DATA FOR THIS EXERCISE:
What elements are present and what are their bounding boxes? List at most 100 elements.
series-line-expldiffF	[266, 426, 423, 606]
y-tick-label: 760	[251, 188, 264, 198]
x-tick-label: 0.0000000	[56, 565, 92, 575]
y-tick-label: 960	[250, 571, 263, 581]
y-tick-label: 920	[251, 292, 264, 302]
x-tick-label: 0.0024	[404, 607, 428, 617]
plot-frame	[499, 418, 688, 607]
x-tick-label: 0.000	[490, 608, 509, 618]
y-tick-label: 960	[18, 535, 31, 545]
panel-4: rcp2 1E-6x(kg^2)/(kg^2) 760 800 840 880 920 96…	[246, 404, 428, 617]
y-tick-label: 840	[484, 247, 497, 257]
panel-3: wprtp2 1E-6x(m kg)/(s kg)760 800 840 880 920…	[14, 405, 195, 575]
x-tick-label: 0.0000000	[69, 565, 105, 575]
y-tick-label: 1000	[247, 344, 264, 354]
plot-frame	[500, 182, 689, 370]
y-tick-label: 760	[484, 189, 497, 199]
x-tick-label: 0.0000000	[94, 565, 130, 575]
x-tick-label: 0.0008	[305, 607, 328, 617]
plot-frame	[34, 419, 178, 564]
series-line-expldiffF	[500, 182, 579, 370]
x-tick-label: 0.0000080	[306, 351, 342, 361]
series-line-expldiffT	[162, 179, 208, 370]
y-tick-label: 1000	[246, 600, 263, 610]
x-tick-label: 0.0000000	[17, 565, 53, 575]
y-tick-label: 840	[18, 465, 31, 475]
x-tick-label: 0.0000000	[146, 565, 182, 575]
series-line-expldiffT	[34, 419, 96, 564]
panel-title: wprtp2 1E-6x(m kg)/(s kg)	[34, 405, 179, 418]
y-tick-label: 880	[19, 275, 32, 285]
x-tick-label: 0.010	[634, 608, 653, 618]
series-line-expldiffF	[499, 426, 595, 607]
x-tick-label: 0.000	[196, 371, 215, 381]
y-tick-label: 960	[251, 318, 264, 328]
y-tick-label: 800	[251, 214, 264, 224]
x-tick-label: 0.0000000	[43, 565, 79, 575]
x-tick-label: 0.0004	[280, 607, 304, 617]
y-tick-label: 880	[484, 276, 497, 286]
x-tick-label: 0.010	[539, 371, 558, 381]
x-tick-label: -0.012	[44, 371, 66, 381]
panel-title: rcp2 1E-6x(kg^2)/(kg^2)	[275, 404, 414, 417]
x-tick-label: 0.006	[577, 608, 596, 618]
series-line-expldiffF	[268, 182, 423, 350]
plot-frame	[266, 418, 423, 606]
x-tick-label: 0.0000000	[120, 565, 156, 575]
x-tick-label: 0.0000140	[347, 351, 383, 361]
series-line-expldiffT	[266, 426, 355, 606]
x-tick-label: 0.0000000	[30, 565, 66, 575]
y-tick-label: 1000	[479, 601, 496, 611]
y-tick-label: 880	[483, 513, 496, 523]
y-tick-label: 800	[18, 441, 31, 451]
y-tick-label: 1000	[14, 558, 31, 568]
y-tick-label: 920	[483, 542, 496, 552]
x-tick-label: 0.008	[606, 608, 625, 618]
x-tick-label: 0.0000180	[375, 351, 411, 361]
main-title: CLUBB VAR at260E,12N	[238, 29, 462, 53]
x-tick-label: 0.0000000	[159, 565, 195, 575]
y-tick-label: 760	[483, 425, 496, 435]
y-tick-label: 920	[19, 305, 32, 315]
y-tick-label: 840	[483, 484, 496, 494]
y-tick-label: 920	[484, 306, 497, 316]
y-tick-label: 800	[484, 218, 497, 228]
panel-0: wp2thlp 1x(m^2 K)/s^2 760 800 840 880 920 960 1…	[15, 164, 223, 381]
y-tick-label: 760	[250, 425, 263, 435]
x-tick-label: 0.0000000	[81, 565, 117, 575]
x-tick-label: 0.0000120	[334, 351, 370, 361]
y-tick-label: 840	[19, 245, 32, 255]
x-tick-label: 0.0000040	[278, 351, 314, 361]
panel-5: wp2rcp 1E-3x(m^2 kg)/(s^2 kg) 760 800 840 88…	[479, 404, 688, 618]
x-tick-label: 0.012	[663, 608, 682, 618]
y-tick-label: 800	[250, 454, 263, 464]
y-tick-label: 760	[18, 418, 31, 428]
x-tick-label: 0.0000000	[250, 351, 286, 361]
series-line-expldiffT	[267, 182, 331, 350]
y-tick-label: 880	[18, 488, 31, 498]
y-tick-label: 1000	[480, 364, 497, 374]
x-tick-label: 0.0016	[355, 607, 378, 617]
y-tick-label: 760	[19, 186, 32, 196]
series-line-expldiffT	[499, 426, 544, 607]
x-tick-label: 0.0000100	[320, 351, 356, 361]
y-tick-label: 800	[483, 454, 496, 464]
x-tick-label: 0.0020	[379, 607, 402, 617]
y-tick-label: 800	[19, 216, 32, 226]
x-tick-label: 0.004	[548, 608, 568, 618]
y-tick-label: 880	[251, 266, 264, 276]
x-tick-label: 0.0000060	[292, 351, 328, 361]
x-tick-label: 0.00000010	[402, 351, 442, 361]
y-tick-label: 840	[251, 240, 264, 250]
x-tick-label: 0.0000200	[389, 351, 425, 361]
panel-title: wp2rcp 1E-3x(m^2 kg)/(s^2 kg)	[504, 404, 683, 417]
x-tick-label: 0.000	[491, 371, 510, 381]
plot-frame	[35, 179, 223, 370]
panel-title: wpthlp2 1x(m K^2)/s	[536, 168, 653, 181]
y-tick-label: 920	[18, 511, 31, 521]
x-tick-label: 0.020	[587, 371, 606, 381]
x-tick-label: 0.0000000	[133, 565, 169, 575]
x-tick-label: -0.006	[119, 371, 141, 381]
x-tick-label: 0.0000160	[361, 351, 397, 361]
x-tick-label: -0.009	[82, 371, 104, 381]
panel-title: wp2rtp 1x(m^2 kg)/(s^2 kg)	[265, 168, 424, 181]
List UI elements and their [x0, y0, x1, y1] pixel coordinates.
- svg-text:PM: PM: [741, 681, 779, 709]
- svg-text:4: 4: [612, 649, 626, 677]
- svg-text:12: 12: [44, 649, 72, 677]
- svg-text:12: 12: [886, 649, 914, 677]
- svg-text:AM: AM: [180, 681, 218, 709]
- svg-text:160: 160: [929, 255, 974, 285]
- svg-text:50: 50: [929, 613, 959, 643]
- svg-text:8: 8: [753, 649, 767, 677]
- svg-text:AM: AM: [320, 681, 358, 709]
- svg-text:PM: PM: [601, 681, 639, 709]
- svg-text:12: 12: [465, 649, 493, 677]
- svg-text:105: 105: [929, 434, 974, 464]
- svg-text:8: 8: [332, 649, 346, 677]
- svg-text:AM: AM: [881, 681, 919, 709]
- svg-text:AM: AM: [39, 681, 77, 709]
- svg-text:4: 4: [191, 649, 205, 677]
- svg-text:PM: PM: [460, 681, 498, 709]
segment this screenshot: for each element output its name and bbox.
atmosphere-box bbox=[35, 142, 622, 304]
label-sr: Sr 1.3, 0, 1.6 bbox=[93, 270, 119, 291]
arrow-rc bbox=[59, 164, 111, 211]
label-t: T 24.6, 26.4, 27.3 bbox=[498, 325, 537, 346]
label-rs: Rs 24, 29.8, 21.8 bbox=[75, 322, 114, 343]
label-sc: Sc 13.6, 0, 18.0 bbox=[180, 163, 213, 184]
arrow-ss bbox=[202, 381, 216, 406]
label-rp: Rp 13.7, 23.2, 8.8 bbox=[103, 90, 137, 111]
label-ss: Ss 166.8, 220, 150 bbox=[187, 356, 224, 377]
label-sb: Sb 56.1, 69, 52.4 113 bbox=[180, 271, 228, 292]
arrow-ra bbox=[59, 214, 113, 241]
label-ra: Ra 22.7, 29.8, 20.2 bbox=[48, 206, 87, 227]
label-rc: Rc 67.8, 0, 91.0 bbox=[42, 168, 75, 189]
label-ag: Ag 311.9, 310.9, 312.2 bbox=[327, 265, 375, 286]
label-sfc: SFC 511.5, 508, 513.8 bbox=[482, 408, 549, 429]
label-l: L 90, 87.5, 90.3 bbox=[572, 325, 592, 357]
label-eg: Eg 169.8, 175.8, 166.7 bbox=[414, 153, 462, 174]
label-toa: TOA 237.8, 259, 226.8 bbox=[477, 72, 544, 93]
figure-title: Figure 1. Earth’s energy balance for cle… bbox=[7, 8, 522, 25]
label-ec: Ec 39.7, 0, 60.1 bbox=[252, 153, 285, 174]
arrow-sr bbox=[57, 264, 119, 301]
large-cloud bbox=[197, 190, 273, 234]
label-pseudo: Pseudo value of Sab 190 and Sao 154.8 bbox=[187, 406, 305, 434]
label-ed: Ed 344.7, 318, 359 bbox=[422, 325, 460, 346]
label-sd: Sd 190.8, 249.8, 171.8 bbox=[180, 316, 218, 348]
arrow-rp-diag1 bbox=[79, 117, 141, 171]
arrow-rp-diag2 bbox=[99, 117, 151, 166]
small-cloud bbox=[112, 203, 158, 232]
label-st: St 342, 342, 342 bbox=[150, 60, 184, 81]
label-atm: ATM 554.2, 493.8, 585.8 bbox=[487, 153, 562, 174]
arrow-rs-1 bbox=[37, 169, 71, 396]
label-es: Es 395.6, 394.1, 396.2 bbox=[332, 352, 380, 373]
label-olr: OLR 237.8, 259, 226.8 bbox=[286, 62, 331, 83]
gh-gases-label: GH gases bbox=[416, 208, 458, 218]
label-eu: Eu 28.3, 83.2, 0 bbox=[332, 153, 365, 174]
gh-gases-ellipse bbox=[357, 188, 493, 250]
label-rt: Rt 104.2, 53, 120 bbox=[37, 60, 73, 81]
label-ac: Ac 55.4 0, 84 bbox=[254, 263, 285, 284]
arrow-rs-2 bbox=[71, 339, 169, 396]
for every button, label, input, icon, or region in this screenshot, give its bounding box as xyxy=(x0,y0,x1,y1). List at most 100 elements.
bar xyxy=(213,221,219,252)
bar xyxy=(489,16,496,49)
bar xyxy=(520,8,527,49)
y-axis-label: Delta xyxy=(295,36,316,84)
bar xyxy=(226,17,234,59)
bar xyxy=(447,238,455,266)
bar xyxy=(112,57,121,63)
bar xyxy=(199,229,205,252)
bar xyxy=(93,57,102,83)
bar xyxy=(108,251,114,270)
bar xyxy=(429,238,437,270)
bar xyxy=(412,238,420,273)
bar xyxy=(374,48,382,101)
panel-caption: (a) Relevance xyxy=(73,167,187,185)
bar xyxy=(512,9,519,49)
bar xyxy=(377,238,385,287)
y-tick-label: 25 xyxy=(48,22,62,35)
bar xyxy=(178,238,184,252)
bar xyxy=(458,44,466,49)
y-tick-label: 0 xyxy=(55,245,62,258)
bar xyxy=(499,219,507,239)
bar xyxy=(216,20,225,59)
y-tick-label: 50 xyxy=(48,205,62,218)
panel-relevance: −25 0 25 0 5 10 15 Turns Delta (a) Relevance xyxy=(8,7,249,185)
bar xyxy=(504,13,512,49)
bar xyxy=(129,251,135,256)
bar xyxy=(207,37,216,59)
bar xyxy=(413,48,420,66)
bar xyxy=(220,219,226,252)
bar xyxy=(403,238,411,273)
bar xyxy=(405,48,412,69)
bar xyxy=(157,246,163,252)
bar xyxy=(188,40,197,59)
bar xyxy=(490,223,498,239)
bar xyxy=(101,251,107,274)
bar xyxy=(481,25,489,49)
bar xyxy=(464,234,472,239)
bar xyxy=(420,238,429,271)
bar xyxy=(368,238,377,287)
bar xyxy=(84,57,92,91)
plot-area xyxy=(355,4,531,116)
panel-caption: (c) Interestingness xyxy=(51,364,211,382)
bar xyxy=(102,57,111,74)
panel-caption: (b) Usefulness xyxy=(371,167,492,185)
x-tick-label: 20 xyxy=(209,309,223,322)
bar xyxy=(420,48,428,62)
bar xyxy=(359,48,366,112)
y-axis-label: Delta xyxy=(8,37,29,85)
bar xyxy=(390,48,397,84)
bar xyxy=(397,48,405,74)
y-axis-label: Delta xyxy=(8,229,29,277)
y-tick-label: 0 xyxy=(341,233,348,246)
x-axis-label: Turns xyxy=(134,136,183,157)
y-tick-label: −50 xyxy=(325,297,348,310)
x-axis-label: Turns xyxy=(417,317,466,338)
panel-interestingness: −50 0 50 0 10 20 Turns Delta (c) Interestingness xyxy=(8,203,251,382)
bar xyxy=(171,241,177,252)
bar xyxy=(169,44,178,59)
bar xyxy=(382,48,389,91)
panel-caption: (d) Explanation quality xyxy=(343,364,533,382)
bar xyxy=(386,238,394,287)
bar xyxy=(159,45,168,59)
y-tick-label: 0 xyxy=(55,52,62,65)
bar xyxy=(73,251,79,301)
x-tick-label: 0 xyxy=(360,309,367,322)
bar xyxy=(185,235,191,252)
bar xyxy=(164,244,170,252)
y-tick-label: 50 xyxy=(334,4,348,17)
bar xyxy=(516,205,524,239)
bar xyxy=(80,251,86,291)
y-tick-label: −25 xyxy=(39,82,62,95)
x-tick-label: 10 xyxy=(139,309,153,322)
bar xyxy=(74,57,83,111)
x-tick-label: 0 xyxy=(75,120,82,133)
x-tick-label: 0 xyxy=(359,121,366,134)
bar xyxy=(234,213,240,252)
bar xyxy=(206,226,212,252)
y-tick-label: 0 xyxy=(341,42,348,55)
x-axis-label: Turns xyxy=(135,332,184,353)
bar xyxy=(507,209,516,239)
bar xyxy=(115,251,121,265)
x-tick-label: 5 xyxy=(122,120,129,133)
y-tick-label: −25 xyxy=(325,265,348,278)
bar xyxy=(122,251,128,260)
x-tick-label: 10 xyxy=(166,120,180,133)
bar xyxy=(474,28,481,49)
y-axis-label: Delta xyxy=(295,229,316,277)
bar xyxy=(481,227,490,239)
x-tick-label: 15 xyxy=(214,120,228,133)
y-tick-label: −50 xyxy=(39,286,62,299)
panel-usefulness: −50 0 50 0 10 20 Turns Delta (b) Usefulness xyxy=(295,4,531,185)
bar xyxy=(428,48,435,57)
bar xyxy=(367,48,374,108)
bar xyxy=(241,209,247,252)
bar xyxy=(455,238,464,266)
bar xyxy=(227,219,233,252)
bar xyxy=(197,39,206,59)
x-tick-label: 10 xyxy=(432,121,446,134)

WRITTEN EXERCISE:
Which lines of the material above contain the word "screenshot"? Select each of them and copy it out in full.

TASK OUTPUT:
segment this screenshot: for each element output its name and bbox.
for every button, label, input, icon, or region in this screenshot, give its bounding box as xyxy=(x0,y0,x1,y1). List at most 100 elements.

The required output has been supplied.